Goal: Among the records below, find each line that includes the string "Cherry" and copy it.

Records supplied:
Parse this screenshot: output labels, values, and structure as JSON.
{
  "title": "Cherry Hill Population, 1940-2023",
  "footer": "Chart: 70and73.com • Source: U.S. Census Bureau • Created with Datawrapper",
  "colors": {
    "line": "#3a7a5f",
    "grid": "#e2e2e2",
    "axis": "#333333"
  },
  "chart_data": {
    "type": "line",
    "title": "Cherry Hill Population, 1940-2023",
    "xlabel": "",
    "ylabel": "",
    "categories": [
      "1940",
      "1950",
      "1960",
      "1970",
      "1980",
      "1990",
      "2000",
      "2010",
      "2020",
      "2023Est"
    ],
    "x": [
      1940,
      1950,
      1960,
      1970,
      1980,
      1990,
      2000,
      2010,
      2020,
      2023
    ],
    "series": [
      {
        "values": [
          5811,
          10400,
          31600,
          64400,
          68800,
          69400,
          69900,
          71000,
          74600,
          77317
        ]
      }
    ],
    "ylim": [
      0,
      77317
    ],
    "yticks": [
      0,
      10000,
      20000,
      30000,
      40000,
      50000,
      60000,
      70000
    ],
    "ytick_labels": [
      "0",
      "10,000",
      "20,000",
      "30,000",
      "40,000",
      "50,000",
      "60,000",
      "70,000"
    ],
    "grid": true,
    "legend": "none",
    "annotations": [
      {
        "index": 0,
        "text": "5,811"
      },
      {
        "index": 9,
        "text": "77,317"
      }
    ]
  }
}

Result of this exercise:
  "title": "Cherry Hill Population, 1940-2023",
    "title": "Cherry Hill Population, 1940-2023",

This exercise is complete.